══ Source records

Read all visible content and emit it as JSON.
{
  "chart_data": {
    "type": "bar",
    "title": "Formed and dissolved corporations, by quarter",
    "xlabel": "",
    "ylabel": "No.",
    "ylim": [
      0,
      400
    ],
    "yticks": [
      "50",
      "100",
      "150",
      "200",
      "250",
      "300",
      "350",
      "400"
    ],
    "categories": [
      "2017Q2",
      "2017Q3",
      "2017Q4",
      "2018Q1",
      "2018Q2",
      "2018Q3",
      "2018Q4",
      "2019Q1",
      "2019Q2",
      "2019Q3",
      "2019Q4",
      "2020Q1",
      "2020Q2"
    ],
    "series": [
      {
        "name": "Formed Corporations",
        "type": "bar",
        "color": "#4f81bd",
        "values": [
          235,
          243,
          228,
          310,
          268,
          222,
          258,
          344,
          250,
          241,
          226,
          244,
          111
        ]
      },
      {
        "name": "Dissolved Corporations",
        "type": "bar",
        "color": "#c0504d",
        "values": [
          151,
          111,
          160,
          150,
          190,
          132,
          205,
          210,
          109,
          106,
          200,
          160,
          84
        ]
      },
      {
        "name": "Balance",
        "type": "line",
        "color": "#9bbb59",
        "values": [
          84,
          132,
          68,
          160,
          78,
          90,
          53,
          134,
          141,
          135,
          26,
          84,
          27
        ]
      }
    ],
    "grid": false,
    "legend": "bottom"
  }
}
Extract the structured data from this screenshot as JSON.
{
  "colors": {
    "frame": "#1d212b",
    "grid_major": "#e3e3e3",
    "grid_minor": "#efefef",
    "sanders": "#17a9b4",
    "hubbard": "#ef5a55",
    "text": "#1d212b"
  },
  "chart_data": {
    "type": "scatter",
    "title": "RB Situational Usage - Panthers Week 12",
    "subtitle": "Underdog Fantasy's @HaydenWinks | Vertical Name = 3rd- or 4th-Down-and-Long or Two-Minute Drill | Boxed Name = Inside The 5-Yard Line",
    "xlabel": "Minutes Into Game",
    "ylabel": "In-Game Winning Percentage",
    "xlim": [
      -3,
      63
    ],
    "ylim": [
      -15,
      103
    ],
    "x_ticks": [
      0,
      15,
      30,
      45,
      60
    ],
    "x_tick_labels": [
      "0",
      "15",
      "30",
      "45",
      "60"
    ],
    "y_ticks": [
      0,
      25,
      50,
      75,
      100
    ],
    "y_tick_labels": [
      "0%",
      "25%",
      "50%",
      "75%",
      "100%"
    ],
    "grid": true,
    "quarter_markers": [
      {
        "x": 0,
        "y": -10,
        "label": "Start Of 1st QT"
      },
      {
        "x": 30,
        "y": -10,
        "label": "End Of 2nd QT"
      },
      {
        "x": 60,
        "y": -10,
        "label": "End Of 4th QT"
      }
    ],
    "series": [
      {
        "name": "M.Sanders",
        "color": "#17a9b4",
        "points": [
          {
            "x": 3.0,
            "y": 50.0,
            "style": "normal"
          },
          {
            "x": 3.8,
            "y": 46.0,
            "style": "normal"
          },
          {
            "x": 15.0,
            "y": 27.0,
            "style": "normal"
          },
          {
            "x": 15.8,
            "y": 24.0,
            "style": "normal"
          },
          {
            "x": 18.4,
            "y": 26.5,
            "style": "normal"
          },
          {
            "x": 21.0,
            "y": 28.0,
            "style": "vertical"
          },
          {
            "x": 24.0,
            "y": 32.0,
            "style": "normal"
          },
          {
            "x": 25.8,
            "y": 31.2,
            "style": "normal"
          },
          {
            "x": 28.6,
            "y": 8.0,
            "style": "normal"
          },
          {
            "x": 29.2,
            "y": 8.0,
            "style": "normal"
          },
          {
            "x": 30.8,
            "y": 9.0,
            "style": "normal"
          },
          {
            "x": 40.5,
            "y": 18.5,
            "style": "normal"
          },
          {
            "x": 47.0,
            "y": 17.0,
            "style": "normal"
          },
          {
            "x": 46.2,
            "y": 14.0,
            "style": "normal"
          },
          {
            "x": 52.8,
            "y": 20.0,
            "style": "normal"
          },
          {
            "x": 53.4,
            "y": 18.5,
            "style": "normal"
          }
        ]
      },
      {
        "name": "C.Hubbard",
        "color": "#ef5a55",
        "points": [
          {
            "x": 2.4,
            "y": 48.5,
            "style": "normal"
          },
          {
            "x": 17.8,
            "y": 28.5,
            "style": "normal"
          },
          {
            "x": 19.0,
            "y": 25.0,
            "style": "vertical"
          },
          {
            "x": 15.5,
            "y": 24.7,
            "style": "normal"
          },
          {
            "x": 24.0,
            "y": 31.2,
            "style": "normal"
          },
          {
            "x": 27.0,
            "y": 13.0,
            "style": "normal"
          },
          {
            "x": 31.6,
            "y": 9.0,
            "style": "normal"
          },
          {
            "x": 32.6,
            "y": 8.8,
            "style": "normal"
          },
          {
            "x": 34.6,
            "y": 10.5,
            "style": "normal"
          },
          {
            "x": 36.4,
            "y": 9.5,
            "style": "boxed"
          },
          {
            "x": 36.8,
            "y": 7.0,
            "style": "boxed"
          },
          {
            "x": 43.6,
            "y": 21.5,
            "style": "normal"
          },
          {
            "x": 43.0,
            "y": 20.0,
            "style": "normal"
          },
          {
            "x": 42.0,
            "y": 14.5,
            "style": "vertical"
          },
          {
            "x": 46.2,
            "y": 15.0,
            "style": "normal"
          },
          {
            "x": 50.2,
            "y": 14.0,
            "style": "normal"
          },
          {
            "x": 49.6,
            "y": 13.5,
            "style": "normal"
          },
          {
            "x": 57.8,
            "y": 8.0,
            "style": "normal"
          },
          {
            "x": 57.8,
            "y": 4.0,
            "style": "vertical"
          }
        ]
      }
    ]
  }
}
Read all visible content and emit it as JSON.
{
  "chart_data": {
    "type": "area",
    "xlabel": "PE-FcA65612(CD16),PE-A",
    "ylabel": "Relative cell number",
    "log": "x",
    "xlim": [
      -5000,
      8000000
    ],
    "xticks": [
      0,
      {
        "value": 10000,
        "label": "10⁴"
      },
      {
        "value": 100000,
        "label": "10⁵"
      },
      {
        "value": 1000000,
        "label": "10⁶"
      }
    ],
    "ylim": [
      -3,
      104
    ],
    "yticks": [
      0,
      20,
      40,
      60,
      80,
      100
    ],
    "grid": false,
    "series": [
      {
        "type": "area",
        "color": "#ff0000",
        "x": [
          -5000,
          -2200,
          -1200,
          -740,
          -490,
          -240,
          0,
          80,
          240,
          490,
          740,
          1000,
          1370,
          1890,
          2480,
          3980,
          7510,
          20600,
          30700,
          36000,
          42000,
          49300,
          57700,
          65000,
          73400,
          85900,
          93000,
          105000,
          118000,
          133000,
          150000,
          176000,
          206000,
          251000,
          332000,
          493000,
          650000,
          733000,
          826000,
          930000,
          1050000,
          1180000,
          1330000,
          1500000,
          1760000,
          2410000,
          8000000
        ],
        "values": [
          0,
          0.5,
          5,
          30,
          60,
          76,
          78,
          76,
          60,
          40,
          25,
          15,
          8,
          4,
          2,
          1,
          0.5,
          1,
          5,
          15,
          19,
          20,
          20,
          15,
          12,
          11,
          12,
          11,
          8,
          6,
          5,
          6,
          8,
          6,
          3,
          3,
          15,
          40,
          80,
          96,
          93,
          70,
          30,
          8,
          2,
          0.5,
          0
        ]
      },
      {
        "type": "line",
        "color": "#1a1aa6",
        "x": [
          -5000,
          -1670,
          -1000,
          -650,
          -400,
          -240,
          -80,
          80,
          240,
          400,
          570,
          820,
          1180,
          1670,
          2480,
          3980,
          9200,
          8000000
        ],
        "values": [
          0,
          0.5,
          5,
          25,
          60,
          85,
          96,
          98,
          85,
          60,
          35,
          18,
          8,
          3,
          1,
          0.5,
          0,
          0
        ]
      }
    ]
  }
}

════

## Problem statement
Gather from the data above every line with the string "type".

## Complete response
    "type": "bar",
        "type": "bar",
        "type": "bar",
        "type": "line",
    "type": "scatter",
    "type": "area",
        "type": "area",
        "type": "line",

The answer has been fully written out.